═════ DATASET RECORDS ═════

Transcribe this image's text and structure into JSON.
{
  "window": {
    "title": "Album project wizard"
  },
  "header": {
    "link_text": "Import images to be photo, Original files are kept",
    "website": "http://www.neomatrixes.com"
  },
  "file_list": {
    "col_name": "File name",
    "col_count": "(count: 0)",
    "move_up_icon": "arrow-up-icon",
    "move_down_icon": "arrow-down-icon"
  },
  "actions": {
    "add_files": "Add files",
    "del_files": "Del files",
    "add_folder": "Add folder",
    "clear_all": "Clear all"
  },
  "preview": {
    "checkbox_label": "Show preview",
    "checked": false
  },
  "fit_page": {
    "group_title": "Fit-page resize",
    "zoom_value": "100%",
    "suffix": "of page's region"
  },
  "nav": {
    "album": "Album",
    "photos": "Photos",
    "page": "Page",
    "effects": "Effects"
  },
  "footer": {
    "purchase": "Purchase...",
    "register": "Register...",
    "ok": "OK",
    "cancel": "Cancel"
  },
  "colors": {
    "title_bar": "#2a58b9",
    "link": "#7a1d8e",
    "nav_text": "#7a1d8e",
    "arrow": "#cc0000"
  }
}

═════

- [REQUEST]:
Faithfully reproduce all of the records, character for character.

- [EXPECTED ANSWER]:
Transcribe this image's text and structure into JSON.
{
  "window": {
    "title": "Album project wizard"
  },
  "header": {
    "link_text": "Import images to be photo, Original files are kept",
    "website": "http://www.neomatrixes.com"
  },
  "file_list": {
    "col_name": "File name",
    "col_count": "(count: 0)",
    "move_up_icon": "arrow-up-icon",
    "move_down_icon": "arrow-down-icon"
  },
  "actions": {
    "add_files": "Add files",
    "del_files": "Del files",
    "add_folder": "Add folder",
    "clear_all": "Clear all"
  },
  "preview": {
    "checkbox_label": "Show preview",
    "checked": false
  },
  "fit_page": {
    "group_title": "Fit-page resize",
    "zoom_value": "100%",
    "suffix": "of page's region"
  },
  "nav": {
    "album": "Album",
    "photos": "Photos",
    "page": "Page",
    "effects": "Effects"
  },
  "footer": {
    "purchase": "Purchase...",
    "register": "Register...",
    "ok": "OK",
    "cancel": "Cancel"
  },
  "colors": {
    "title_bar": "#2a58b9",
    "link": "#7a1d8e",
    "nav_text": "#7a1d8e",
    "arrow": "#cc0000"
  }
}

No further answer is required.